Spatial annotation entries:
+++

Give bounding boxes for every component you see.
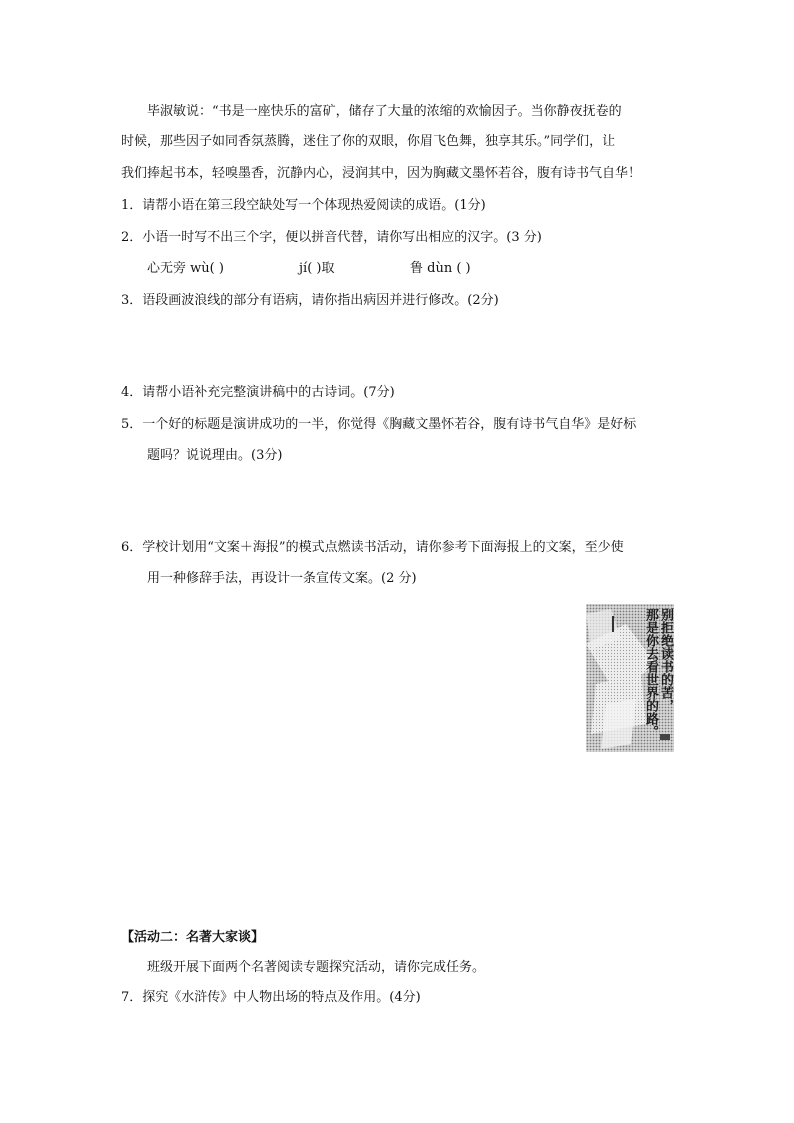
- question-3: 3．语段画波浪线的部分有语病，请你指出病因并进行修改。(2分): [121, 293, 499, 308]
- activity-two-intro: 班级开展下面两个名著阅读专题探究活动，请你完成任务。: [147, 960, 486, 975]
- question-5-line-1: 5．一个好的标题是演讲成功的一半，你觉得《胸藏文墨怀若谷，腹有诗书气自华》是好标: [121, 417, 637, 432]
- intro-line-1: 毕淑敏说：“书是一座快乐的富矿，储存了大量的浓缩的欢愉因子。当你静夜抚卷的: [147, 104, 622, 119]
- activity-two-heading: 【活动二：名著大家谈】: [121, 930, 265, 945]
- blank-ji: jí( )取: [299, 261, 335, 276]
- question-6-line-1: 6．学校计划用“文案＋海报”的模式点燃读书活动，请你参考下面海报上的文案，至少使: [121, 540, 624, 555]
- question-2: 2．小语一时写不出三个字，便以拼音代替，请你写出相应的汉字。(3 分): [121, 230, 542, 245]
- question-1: 1．请帮小语在第三段空缺处写一个体现热爱阅读的成语。(1分): [121, 198, 486, 213]
- question-6-line-2: 用一种修辞手法，再设计一条宣传文案。(2 分): [147, 571, 417, 586]
- intro-line-2: 时候，那些因子如同香氛蒸腾，迷住了你的双眼，你眉飞色舞，独享其乐。”同学们，让: [121, 134, 616, 149]
- question-7: 7．探究《水浒传》中人物出场的特点及作用。(4分): [121, 990, 421, 1005]
- question-5-line-2: 题吗？说说理由。(3分): [147, 448, 283, 463]
- blank-dun: 鲁 dùn ( ): [410, 261, 471, 276]
- poster-text-col-2: 那是你去看世界的路。: [643, 608, 658, 738]
- question-4: 4．请帮小语补充完整演讲稿中的古诗词。(7分): [121, 385, 395, 400]
- blank-wu: 心无旁 wù( ): [147, 261, 224, 276]
- intro-line-3: 我们捧起书本，轻嗅墨香，沉静内心，浸润其中，因为胸藏文墨怀若谷，腹有诗书气自华！: [121, 166, 642, 181]
- reading-poster-image: [586, 604, 674, 752]
- poster-text-col-1: 别拒绝读书的苦，: [658, 608, 673, 712]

+++

> **PROMPT**:
Rewrite the items from the line containing "293, 499, 308]" through the line containing "- blank-wu: 心无旁 wù( ): [147, 261, 224, 276]", changing "activity-two-heading" to "activity-two-title" and keeping everything else the same.

> **WRITTEN SOLUTION**:
- question-3: 3．语段画波浪线的部分有语病，请你指出病因并进行修改。(2分): [121, 293, 499, 308]
- activity-two-intro: 班级开展下面两个名著阅读专题探究活动，请你完成任务。: [147, 960, 486, 975]
- question-5-line-1: 5．一个好的标题是演讲成功的一半，你觉得《胸藏文墨怀若谷，腹有诗书气自华》是好标: [121, 417, 637, 432]
- intro-line-1: 毕淑敏说：“书是一座快乐的富矿，储存了大量的浓缩的欢愉因子。当你静夜抚卷的: [147, 104, 622, 119]
- activity-two-title: 【活动二：名著大家谈】: [121, 930, 265, 945]
- blank-ji: jí( )取: [299, 261, 335, 276]
- question-6-line-1: 6．学校计划用“文案＋海报”的模式点燃读书活动，请你参考下面海报上的文案，至少使: [121, 540, 624, 555]
- question-2: 2．小语一时写不出三个字，便以拼音代替，请你写出相应的汉字。(3 分): [121, 230, 542, 245]
- question-1: 1．请帮小语在第三段空缺处写一个体现热爱阅读的成语。(1分): [121, 198, 486, 213]
- question-6-line-2: 用一种修辞手法，再设计一条宣传文案。(2 分): [147, 571, 417, 586]
- intro-line-2: 时候，那些因子如同香氛蒸腾，迷住了你的双眼，你眉飞色舞，独享其乐。”同学们，让: [121, 134, 616, 149]
- question-7: 7．探究《水浒传》中人物出场的特点及作用。(4分): [121, 990, 421, 1005]
- question-5-line-2: 题吗？说说理由。(3分): [147, 448, 283, 463]
- blank-dun: 鲁 dùn ( ): [410, 261, 471, 276]
- poster-text-col-2: 那是你去看世界的路。: [643, 608, 658, 738]
- question-4: 4．请帮小语补充完整演讲稿中的古诗词。(7分): [121, 385, 395, 400]
- blank-wu: 心无旁 wù( ): [147, 261, 224, 276]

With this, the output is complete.